### WHAT YOU SHOULD DO
All of the material below is to be retyped exactly.

Data entries
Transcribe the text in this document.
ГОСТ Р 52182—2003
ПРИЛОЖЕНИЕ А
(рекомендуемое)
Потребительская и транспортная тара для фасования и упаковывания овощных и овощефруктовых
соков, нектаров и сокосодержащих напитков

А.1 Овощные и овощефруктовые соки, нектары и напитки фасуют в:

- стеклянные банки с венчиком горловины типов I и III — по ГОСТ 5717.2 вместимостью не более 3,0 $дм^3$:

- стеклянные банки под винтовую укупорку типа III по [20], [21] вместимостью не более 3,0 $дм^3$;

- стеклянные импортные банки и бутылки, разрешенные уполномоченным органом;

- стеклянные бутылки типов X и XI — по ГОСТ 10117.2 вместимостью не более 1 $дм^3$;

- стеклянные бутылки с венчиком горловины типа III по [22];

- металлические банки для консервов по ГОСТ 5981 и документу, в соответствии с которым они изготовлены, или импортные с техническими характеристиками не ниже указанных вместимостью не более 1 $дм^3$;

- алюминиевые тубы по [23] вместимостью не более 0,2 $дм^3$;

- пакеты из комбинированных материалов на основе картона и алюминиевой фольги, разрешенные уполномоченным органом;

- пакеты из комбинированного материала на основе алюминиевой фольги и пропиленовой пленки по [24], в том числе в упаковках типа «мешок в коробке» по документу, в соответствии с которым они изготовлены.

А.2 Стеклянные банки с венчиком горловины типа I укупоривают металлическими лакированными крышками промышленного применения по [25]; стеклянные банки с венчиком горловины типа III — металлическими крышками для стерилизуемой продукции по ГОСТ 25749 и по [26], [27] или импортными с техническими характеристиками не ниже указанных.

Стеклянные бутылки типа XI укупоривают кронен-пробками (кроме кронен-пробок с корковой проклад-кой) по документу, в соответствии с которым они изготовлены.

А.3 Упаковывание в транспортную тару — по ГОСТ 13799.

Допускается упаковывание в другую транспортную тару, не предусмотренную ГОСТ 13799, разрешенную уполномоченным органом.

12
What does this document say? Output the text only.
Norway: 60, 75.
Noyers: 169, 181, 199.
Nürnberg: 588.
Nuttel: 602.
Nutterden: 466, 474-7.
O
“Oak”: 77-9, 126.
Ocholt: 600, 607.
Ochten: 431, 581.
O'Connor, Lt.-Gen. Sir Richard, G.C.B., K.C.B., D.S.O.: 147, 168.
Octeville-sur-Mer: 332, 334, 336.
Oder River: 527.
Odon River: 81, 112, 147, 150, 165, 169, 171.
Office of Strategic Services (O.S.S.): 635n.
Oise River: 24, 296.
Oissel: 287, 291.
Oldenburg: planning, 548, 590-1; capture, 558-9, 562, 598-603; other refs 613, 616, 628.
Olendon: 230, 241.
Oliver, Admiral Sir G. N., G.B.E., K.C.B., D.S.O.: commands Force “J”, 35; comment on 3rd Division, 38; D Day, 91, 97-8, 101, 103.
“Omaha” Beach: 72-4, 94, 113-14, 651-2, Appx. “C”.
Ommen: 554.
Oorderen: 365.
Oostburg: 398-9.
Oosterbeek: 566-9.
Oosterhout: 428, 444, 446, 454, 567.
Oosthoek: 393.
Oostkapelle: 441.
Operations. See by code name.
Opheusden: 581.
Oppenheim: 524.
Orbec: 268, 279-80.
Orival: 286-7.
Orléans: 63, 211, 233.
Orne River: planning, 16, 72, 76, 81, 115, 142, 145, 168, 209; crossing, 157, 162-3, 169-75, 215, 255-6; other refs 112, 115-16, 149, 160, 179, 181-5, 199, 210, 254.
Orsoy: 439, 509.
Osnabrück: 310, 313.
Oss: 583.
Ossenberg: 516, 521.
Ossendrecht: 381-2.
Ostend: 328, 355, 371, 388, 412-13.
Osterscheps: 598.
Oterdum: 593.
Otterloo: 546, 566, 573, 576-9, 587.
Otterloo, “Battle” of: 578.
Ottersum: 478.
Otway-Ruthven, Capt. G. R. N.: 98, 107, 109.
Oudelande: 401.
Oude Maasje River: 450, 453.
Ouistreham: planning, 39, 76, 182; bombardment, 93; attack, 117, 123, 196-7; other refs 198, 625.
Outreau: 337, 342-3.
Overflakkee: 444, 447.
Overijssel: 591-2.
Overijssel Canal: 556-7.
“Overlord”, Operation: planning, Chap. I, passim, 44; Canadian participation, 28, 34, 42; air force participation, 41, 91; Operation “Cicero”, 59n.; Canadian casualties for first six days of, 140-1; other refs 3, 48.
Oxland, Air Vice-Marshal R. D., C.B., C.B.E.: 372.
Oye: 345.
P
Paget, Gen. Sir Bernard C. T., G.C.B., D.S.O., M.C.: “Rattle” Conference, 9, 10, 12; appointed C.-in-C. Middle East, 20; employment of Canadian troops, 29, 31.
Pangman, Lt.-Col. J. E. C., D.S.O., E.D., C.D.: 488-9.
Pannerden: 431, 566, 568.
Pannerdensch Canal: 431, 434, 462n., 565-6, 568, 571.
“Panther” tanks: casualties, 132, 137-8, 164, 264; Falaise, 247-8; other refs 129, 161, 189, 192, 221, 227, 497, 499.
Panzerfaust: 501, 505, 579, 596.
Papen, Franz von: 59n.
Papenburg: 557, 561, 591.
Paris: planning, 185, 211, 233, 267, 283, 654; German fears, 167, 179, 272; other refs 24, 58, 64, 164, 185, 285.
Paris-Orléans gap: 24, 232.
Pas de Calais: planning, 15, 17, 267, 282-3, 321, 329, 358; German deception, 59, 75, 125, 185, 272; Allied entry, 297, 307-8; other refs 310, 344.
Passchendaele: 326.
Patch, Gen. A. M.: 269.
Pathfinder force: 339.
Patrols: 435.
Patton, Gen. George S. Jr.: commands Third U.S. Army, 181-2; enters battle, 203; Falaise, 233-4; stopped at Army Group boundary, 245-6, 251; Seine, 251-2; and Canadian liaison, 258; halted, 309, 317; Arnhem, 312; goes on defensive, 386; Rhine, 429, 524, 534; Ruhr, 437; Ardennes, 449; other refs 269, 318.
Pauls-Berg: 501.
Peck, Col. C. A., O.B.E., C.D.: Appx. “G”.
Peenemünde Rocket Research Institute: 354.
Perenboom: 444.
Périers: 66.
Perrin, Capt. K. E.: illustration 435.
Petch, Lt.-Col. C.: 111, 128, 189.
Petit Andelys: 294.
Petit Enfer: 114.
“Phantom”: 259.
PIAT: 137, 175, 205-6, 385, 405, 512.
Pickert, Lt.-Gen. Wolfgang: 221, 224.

### TASK SOLUTION
Transcribe the text in this document.
ГОСТ Р 52182—2003
ПРИЛОЖЕНИЕ А
(рекомендуемое)
Потребительская и транспортная тара для фасования и упаковывания овощных и овощефруктовых
соков, нектаров и сокосодержащих напитков

А.1 Овощные и овощефруктовые соки, нектары и напитки фасуют в:

- стеклянные банки с венчиком горловины типов I и III — по ГОСТ 5717.2 вместимостью не более 3,0 $дм^3$:

- стеклянные банки под винтовую укупорку типа III по [20], [21] вместимостью не более 3,0 $дм^3$;

- стеклянные импортные банки и бутылки, разрешенные уполномоченным органом;

- стеклянные бутылки типов X и XI — по ГОСТ 10117.2 вместимостью не более 1 $дм^3$;

- стеклянные бутылки с венчиком горловины типа III по [22];

- металлические банки для консервов по ГОСТ 5981 и документу, в соответствии с которым они изготовлены, или импортные с техническими характеристиками не ниже указанных вместимостью не более 1 $дм^3$;

- алюминиевые тубы по [23] вместимостью не более 0,2 $дм^3$;

- пакеты из комбинированных материалов на основе картона и алюминиевой фольги, разрешенные уполномоченным органом;

- пакеты из комбинированного материала на основе алюминиевой фольги и пропиленовой пленки по [24], в том числе в упаковках типа «мешок в коробке» по документу, в соответствии с которым они изготовлены.

А.2 Стеклянные банки с венчиком горловины типа I укупоривают металлическими лакированными крышками промышленного применения по [25]; стеклянные банки с венчиком горловины типа III — металлическими крышками для стерилизуемой продукции по ГОСТ 25749 и по [26], [27] или импортными с техническими характеристиками не ниже указанных.

Стеклянные бутылки типа XI укупоривают кронен-пробками (кроме кронен-пробок с корковой проклад-кой) по документу, в соответствии с которым они изготовлены.

А.3 Упаковывание в транспортную тару — по ГОСТ 13799.

Допускается упаковывание в другую транспортную тару, не предусмотренную ГОСТ 13799, разрешенную уполномоченным органом.

12
What does this document say? Output the text only.
Norway: 60, 75.
Noyers: 169, 181, 199.
Nürnberg: 588.
Nuttel: 602.
Nutterden: 466, 474-7.
O
“Oak”: 77-9, 126.
Ocholt: 600, 607.
Ochten: 431, 581.
O'Connor, Lt.-Gen. Sir Richard, G.C.B., K.C.B., D.S.O.: 147, 168.
Octeville-sur-Mer: 332, 334, 336.
Oder River: 527.
Odon River: 81, 112, 147, 150, 165, 169, 171.
Office of Strategic Services (O.S.S.): 635n.
Oise River: 24, 296.
Oissel: 287, 291.
Oldenburg: planning, 548, 590-1; capture, 558-9, 562, 598-603; other refs 613, 616, 628.
Olendon: 230, 241.
Oliver, Admiral Sir G. N., G.B.E., K.C.B., D.S.O.: commands Force “J”, 35; comment on 3rd Division, 38; D Day, 91, 97-8, 101, 103.
“Omaha” Beach: 72-4, 94, 113-14, 651-2, Appx. “C”.
Ommen: 554.
Oorderen: 365.
Oostburg: 398-9.
Oosterbeek: 566-9.
Oosterhout: 428, 444, 446, 454, 567.
Oosthoek: 393.
Oostkapelle: 441.
Operations. See by code name.
Opheusden: 581.
Oppenheim: 524.
Orbec: 268, 279-80.
Orival: 286-7.
Orléans: 63, 211, 233.
Orne River: planning, 16, 72, 76, 81, 115, 142, 145, 168, 209; crossing, 157, 162-3, 169-75, 215, 255-6; other refs 112, 115-16, 149, 160, 179, 181-5, 199, 210, 254.
Orsoy: 439, 509.
Osnabrück: 310, 313.
Oss: 583.
Ossenberg: 516, 521.
Ossendrecht: 381-2.
Ostend: 328, 355, 371, 388, 412-13.
Osterscheps: 598.
Oterdum: 593.
Otterloo: 546, 566, 573, 576-9, 587.
Otterloo, “Battle” of: 578.
Ottersum: 478.
Otway-Ruthven, Capt. G. R. N.: 98, 107, 109.
Oudelande: 401.
Oude Maasje River: 450, 453.
Ouistreham: planning, 39, 76, 182; bombardment, 93; attack, 117, 123, 196-7; other refs 198, 625.
Outreau: 337, 342-3.
Overflakkee: 444, 447.
Overijssel: 591-2.
Overijssel Canal: 556-7.
“Overlord”, Operation: planning, Chap. I, passim, 44; Canadian participation, 28, 34, 42; air force participation, 41, 91; Operation “Cicero”, 59n.; Canadian casualties for first six days of, 140-1; other refs 3, 48.
Oxland, Air Vice-Marshal R. D., C.B., C.B.E.: 372.
Oye: 345.
P
Paget, Gen. Sir Bernard C. T., G.C.B., D.S.O., M.C.: “Rattle” Conference, 9, 10, 12; appointed C.-in-C. Middle East, 20; employment of Canadian troops, 29, 31.
Pangman, Lt.-Col. J. E. C., D.S.O., E.D., C.D.: 488-9.
Pannerden: 431, 566, 568.
Pannerdensch Canal: 431, 434, 462n., 565-6, 568, 571.
“Panther” tanks: casualties, 132, 137-8, 164, 264; Falaise, 247-8; other refs 129, 161, 189, 192, 221, 227, 497, 499.
Panzerfaust: 501, 505, 579, 596.
Papen, Franz von: 59n.
Papenburg: 557, 561, 591.
Paris: planning, 185, 211, 233, 267, 283, 654; German fears, 167, 179, 272; other refs 24, 58, 64, 164, 185, 285.
Paris-Orléans gap: 24, 232.
Pas de Calais: planning, 15, 17, 267, 282-3, 321, 329, 358; German deception, 59, 75, 125, 185, 272; Allied entry, 297, 307-8; other refs 310, 344.
Passchendaele: 326.
Patch, Gen. A. M.: 269.
Pathfinder force: 339.
Patrols: 435.
Patton, Gen. George S. Jr.: commands Third U.S. Army, 181-2; enters battle, 203; Falaise, 233-4; stopped at Army Group boundary, 245-6, 251; Seine, 251-2; and Canadian liaison, 258; halted, 309, 317; Arnhem, 312; goes on defensive, 386; Rhine, 429, 524, 534; Ruhr, 437; Ardennes, 449; other refs 269, 318.
Pauls-Berg: 501.
Peck, Col. C. A., O.B.E., C.D.: Appx. “G”.
Peenemünde Rocket Research Institute: 354.
Perenboom: 444.
Périers: 66.
Perrin, Capt. K. E.: illustration 435.
Petch, Lt.-Col. C.: 111, 128, 189.
Petit Andelys: 294.
Petit Enfer: 114.
“Phantom”: 259.
PIAT: 137, 175, 205-6, 385, 405, 512.
Pickert, Lt.-Gen. Wolfgang: 221, 224.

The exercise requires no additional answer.